WHAT YOU WILL DO
Write every entry out again exactly, please, and skip the pictures.

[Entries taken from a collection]

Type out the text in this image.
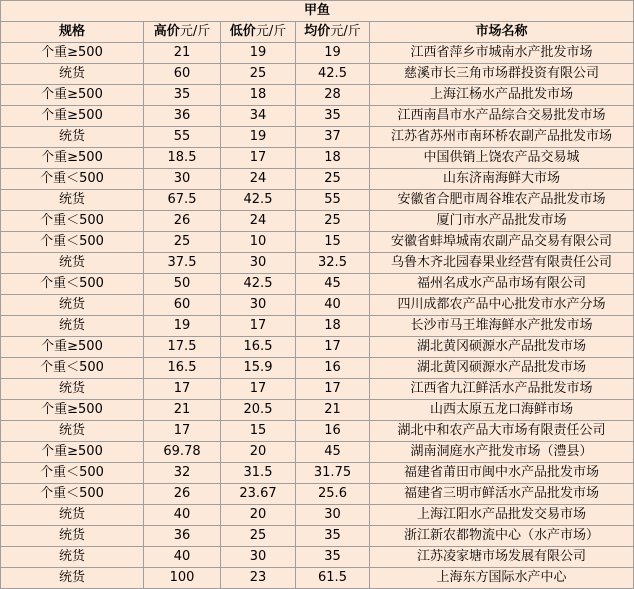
甲鱼				
规格	高价元/斤	低价元/斤	均价元/斤	市场名称
个重≥500	21	19	19	江西省萍乡市城南水产批发市场
统货	60	25	42.5	慈溪市长三角市场群投资有限公司
个重≥500	35	18	28	上海江杨水产品批发市场
个重≥500	36	34	35	江西南昌市水产品综合交易批发市场
统货	55	19	37	江苏省苏州市南环桥农副产品批发市场
个重≥500	18.5	17	18	中国供销上饶农产品交易城
个重＜500	30	24	25	山东济南海鲜大市场
统货	67.5	42.5	55	安徽省合肥市周谷堆农产品批发市场
个重＜500	26	24	25	厦门市水产品批发市场
个重＜500	25	10	15	安徽省蚌埠城南农副产品交易有限公司
统货	37.5	30	32.5	乌鲁木齐北园春果业经营有限责任公司
个重＜500	50	42.5	45	福州名成水产品市场有限公司
统货	60	30	40	四川成都农产品中心批发市水产分场
统货	19	17	18	长沙市马王堆海鲜水产批发市场
个重≥500	17.5	16.5	17	湖北黄冈硕源水产品批发市场
个重＜500	16.5	15.9	16	湖北黄冈硕源水产品批发市场
统货	17	17	17	江西省九江鲜活水产品批发市场
个重≥500	21	20.5	21	山西太原五龙口海鲜市场
统货	17	15	16	湖北中和农产品大市场有限责任公司
个重≥500	69.78	20	45	湖南洞庭水产批发市场（澧县）
个重＜500	32	31.5	31.75	福建省莆田市闽中水产品批发市场
个重＜500	26	23.67	25.6	福建省三明市鲜活水产品批发市场
统货	40	20	30	上海江阳水产品批发交易市场
统货	36	25	35	浙江新农都物流中心（水产市场）
统货	40	30	35	江苏凌家塘市场发展有限公司
统货	100	23	61.5	上海东方国际水产中心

OUTPUT
Type out the text in this image.
甲鱼				
规格	高价元/斤	低价元/斤	均价元/斤	市场名称
个重≥500	21	19	19	江西省萍乡市城南水产批发市场
统货	60	25	42.5	慈溪市长三角市场群投资有限公司
个重≥500	35	18	28	上海江杨水产品批发市场
个重≥500	36	34	35	江西南昌市水产品综合交易批发市场
统货	55	19	37	江苏省苏州市南环桥农副产品批发市场
个重≥500	18.5	17	18	中国供销上饶农产品交易城
个重＜500	30	24	25	山东济南海鲜大市场
统货	67.5	42.5	55	安徽省合肥市周谷堆农产品批发市场
个重＜500	26	24	25	厦门市水产品批发市场
个重＜500	25	10	15	安徽省蚌埠城南农副产品交易有限公司
统货	37.5	30	32.5	乌鲁木齐北园春果业经营有限责任公司
个重＜500	50	42.5	45	福州名成水产品市场有限公司
统货	60	30	40	四川成都农产品中心批发市水产分场
统货	19	17	18	长沙市马王堆海鲜水产批发市场
个重≥500	17.5	16.5	17	湖北黄冈硕源水产品批发市场
个重＜500	16.5	15.9	16	湖北黄冈硕源水产品批发市场
统货	17	17	17	江西省九江鲜活水产品批发市场
个重≥500	21	20.5	21	山西太原五龙口海鲜市场
统货	17	15	16	湖北中和农产品大市场有限责任公司
个重≥500	69.78	20	45	湖南洞庭水产批发市场（澧县）
个重＜500	32	31.5	31.75	福建省莆田市闽中水产品批发市场
个重＜500	26	23.67	25.6	福建省三明市鲜活水产品批发市场
统货	40	20	30	上海江阳水产品批发交易市场
统货	36	25	35	浙江新农都物流中心（水产市场）
统货	40	30	35	江苏凌家塘市场发展有限公司
统货	100	23	61.5	上海东方国际水产中心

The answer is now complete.